What this task involves: Could you give the data below again, exactly and completely?

[Figure contents as structured data]
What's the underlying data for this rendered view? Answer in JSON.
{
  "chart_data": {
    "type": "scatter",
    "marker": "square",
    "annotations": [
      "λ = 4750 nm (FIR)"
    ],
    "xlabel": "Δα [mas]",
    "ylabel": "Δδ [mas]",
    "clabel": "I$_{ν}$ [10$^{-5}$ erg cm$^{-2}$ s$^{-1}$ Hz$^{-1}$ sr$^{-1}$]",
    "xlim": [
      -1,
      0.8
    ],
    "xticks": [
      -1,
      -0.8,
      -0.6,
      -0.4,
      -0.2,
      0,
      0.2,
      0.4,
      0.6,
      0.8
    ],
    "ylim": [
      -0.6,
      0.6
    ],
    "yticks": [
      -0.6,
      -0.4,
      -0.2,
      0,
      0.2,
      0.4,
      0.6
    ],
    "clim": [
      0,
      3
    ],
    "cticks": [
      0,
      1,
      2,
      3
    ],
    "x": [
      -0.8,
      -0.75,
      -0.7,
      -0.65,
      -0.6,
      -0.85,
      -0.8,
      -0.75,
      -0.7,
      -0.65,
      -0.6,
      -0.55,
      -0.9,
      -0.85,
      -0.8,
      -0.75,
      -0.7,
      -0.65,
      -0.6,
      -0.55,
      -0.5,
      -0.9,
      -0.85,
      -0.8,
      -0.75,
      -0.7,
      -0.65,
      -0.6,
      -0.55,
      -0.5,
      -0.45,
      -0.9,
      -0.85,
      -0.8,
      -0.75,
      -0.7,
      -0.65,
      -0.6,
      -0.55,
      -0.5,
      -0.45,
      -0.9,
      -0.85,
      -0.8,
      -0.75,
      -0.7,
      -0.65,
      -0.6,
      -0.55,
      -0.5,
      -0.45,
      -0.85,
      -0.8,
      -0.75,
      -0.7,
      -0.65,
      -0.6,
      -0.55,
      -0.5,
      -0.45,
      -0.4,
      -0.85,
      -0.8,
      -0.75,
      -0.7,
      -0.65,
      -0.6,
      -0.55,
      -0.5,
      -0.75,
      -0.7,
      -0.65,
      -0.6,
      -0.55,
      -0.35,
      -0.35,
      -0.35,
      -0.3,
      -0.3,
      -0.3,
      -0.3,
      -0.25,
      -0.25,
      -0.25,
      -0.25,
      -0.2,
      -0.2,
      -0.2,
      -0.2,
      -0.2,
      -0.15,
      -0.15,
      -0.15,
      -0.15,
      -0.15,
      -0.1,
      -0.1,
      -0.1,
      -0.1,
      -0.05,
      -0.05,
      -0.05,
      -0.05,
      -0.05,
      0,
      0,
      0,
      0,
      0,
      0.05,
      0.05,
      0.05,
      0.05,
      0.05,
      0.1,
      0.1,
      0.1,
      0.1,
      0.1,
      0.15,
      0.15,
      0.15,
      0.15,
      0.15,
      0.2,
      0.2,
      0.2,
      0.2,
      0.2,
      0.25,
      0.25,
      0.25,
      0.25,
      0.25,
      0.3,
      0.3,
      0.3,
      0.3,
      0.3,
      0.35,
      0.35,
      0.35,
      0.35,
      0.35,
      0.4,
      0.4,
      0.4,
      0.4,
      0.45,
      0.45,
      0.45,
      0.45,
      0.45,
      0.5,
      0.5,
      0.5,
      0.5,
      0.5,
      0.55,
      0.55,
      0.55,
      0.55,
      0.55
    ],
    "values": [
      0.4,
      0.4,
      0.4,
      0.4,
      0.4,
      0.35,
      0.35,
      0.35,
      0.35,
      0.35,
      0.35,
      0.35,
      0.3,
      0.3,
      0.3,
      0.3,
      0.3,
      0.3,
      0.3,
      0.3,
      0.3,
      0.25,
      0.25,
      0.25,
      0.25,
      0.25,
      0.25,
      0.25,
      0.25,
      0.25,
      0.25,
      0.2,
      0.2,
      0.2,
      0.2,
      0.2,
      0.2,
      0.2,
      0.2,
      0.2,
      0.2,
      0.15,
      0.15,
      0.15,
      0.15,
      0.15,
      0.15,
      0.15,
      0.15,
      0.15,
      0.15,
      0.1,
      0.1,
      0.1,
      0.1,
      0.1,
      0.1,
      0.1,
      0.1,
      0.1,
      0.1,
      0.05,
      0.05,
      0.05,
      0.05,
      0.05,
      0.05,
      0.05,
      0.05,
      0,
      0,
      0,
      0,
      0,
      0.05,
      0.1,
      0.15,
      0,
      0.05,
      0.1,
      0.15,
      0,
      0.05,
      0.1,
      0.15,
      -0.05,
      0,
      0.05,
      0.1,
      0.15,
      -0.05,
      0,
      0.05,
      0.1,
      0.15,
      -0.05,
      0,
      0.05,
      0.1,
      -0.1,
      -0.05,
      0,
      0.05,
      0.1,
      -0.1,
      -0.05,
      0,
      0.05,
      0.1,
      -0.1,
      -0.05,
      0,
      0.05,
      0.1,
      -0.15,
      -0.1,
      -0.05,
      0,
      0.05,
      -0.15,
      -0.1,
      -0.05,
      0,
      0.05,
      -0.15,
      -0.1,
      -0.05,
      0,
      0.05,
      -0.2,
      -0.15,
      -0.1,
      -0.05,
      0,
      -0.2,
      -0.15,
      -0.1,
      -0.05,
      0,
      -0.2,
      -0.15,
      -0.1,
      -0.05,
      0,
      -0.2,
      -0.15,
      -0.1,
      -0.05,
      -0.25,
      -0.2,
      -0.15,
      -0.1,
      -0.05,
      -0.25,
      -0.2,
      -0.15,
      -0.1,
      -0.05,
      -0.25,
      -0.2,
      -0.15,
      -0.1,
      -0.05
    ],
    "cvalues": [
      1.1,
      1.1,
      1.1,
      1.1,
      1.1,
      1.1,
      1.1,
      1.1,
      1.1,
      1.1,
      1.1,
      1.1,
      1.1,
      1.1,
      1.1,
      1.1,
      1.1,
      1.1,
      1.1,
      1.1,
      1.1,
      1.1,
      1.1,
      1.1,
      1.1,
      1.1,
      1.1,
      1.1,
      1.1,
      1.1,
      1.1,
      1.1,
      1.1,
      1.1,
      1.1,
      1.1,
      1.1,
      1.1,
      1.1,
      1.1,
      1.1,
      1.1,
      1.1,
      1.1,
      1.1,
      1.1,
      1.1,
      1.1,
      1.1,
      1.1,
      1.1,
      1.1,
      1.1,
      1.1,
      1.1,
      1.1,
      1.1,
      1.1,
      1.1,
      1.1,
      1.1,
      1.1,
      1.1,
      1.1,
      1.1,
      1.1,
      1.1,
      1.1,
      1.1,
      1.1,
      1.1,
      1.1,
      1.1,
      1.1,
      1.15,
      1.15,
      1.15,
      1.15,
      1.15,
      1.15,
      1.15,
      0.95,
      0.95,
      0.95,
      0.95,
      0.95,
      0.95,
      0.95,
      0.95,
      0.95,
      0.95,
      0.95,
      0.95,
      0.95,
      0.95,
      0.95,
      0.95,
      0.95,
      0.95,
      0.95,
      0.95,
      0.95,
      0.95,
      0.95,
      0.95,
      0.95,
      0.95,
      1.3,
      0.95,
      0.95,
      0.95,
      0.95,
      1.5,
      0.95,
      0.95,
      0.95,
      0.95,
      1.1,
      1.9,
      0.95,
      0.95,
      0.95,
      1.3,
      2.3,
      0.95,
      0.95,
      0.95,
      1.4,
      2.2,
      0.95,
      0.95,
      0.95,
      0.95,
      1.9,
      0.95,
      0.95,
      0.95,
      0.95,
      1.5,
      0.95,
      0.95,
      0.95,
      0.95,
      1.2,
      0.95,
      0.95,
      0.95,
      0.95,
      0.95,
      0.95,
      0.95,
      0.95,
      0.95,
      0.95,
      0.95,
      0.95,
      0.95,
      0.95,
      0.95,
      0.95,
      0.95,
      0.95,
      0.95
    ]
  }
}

Exercise response:
What's the underlying data for this rendered view? Answer in JSON.
{
  "chart_data": {
    "type": "scatter",
    "marker": "square",
    "annotations": [
      "λ = 4750 nm (FIR)"
    ],
    "xlabel": "Δα [mas]",
    "ylabel": "Δδ [mas]",
    "clabel": "I$_{ν}$ [10$^{-5}$ erg cm$^{-2}$ s$^{-1}$ Hz$^{-1}$ sr$^{-1}$]",
    "xlim": [
      -1,
      0.8
    ],
    "xticks": [
      -1,
      -0.8,
      -0.6,
      -0.4,
      -0.2,
      0,
      0.2,
      0.4,
      0.6,
      0.8
    ],
    "ylim": [
      -0.6,
      0.6
    ],
    "yticks": [
      -0.6,
      -0.4,
      -0.2,
      0,
      0.2,
      0.4,
      0.6
    ],
    "clim": [
      0,
      3
    ],
    "cticks": [
      0,
      1,
      2,
      3
    ],
    "x": [
      -0.8,
      -0.75,
      -0.7,
      -0.65,
      -0.6,
      -0.85,
      -0.8,
      -0.75,
      -0.7,
      -0.65,
      -0.6,
      -0.55,
      -0.9,
      -0.85,
      -0.8,
      -0.75,
      -0.7,
      -0.65,
      -0.6,
      -0.55,
      -0.5,
      -0.9,
      -0.85,
      -0.8,
      -0.75,
      -0.7,
      -0.65,
      -0.6,
      -0.55,
      -0.5,
      -0.45,
      -0.9,
      -0.85,
      -0.8,
      -0.75,
      -0.7,
      -0.65,
      -0.6,
      -0.55,
      -0.5,
      -0.45,
      -0.9,
      -0.85,
      -0.8,
      -0.75,
      -0.7,
      -0.65,
      -0.6,
      -0.55,
      -0.5,
      -0.45,
      -0.85,
      -0.8,
      -0.75,
      -0.7,
      -0.65,
      -0.6,
      -0.55,
      -0.5,
      -0.45,
      -0.4,
      -0.85,
      -0.8,
      -0.75,
      -0.7,
      -0.65,
      -0.6,
      -0.55,
      -0.5,
      -0.75,
      -0.7,
      -0.65,
      -0.6,
      -0.55,
      -0.35,
      -0.35,
      -0.35,
      -0.3,
      -0.3,
      -0.3,
      -0.3,
      -0.25,
      -0.25,
      -0.25,
      -0.25,
      -0.2,
      -0.2,
      -0.2,
      -0.2,
      -0.2,
      -0.15,
      -0.15,
      -0.15,
      -0.15,
      -0.15,
      -0.1,
      -0.1,
      -0.1,
      -0.1,
      -0.05,
      -0.05,
      -0.05,
      -0.05,
      -0.05,
      0,
      0,
      0,
      0,
      0,
      0.05,
      0.05,
      0.05,
      0.05,
      0.05,
      0.1,
      0.1,
      0.1,
      0.1,
      0.1,
      0.15,
      0.15,
      0.15,
      0.15,
      0.15,
      0.2,
      0.2,
      0.2,
      0.2,
      0.2,
      0.25,
      0.25,
      0.25,
      0.25,
      0.25,
      0.3,
      0.3,
      0.3,
      0.3,
      0.3,
      0.35,
      0.35,
      0.35,
      0.35,
      0.35,
      0.4,
      0.4,
      0.4,
      0.4,
      0.45,
      0.45,
      0.45,
      0.45,
      0.45,
      0.5,
      0.5,
      0.5,
      0.5,
      0.5,
      0.55,
      0.55,
      0.55,
      0.55,
      0.55
    ],
    "values": [
      0.4,
      0.4,
      0.4,
      0.4,
      0.4,
      0.35,
      0.35,
      0.35,
      0.35,
      0.35,
      0.35,
      0.35,
      0.3,
      0.3,
      0.3,
      0.3,
      0.3,
      0.3,
      0.3,
      0.3,
      0.3,
      0.25,
      0.25,
      0.25,
      0.25,
      0.25,
      0.25,
      0.25,
      0.25,
      0.25,
      0.25,
      0.2,
      0.2,
      0.2,
      0.2,
      0.2,
      0.2,
      0.2,
      0.2,
      0.2,
      0.2,
      0.15,
      0.15,
      0.15,
      0.15,
      0.15,
      0.15,
      0.15,
      0.15,
      0.15,
      0.15,
      0.1,
      0.1,
      0.1,
      0.1,
      0.1,
      0.1,
      0.1,
      0.1,
      0.1,
      0.1,
      0.05,
      0.05,
      0.05,
      0.05,
      0.05,
      0.05,
      0.05,
      0.05,
      0,
      0,
      0,
      0,
      0,
      0.05,
      0.1,
      0.15,
      0,
      0.05,
      0.1,
      0.15,
      0,
      0.05,
      0.1,
      0.15,
      -0.05,
      0,
      0.05,
      0.1,
      0.15,
      -0.05,
      0,
      0.05,
      0.1,
      0.15,
      -0.05,
      0,
      0.05,
      0.1,
      -0.1,
      -0.05,
      0,
      0.05,
      0.1,
      -0.1,
      -0.05,
      0,
      0.05,
      0.1,
      -0.1,
      -0.05,
      0,
      0.05,
      0.1,
      -0.15,
      -0.1,
      -0.05,
      0,
      0.05,
      -0.15,
      -0.1,
      -0.05,
      0,
      0.05,
      -0.15,
      -0.1,
      -0.05,
      0,
      0.05,
      -0.2,
      -0.15,
      -0.1,
      -0.05,
      0,
      -0.2,
      -0.15,
      -0.1,
      -0.05,
      0,
      -0.2,
      -0.15,
      -0.1,
      -0.05,
      0,
      -0.2,
      -0.15,
      -0.1,
      -0.05,
      -0.25,
      -0.2,
      -0.15,
      -0.1,
      -0.05,
      -0.25,
      -0.2,
      -0.15,
      -0.1,
      -0.05,
      -0.25,
      -0.2,
      -0.15,
      -0.1,
      -0.05
    ],
    "cvalues": [
      1.1,
      1.1,
      1.1,
      1.1,
      1.1,
      1.1,
      1.1,
      1.1,
      1.1,
      1.1,
      1.1,
      1.1,
      1.1,
      1.1,
      1.1,
      1.1,
      1.1,
      1.1,
      1.1,
      1.1,
      1.1,
      1.1,
      1.1,
      1.1,
      1.1,
      1.1,
      1.1,
      1.1,
      1.1,
      1.1,
      1.1,
      1.1,
      1.1,
      1.1,
      1.1,
      1.1,
      1.1,
      1.1,
      1.1,
      1.1,
      1.1,
      1.1,
      1.1,
      1.1,
      1.1,
      1.1,
      1.1,
      1.1,
      1.1,
      1.1,
      1.1,
      1.1,
      1.1,
      1.1,
      1.1,
      1.1,
      1.1,
      1.1,
      1.1,
      1.1,
      1.1,
      1.1,
      1.1,
      1.1,
      1.1,
      1.1,
      1.1,
      1.1,
      1.1,
      1.1,
      1.1,
      1.1,
      1.1,
      1.1,
      1.15,
      1.15,
      1.15,
      1.15,
      1.15,
      1.15,
      1.15,
      0.95,
      0.95,
      0.95,
      0.95,
      0.95,
      0.95,
      0.95,
      0.95,
      0.95,
      0.95,
      0.95,
      0.95,
      0.95,
      0.95,
      0.95,
      0.95,
      0.95,
      0.95,
      0.95,
      0.95,
      0.95,
      0.95,
      0.95,
      0.95,
      0.95,
      0.95,
      1.3,
      0.95,
      0.95,
      0.95,
      0.95,
      1.5,
      0.95,
      0.95,
      0.95,
      0.95,
      1.1,
      1.9,
      0.95,
      0.95,
      0.95,
      1.3,
      2.3,
      0.95,
      0.95,
      0.95,
      1.4,
      2.2,
      0.95,
      0.95,
      0.95,
      0.95,
      1.9,
      0.95,
      0.95,
      0.95,
      0.95,
      1.5,
      0.95,
      0.95,
      0.95,
      0.95,
      1.2,
      0.95,
      0.95,
      0.95,
      0.95,
      0.95,
      0.95,
      0.95,
      0.95,
      0.95,
      0.95,
      0.95,
      0.95,
      0.95,
      0.95,
      0.95,
      0.95,
      0.95,
      0.95,
      0.95
    ]
  }
}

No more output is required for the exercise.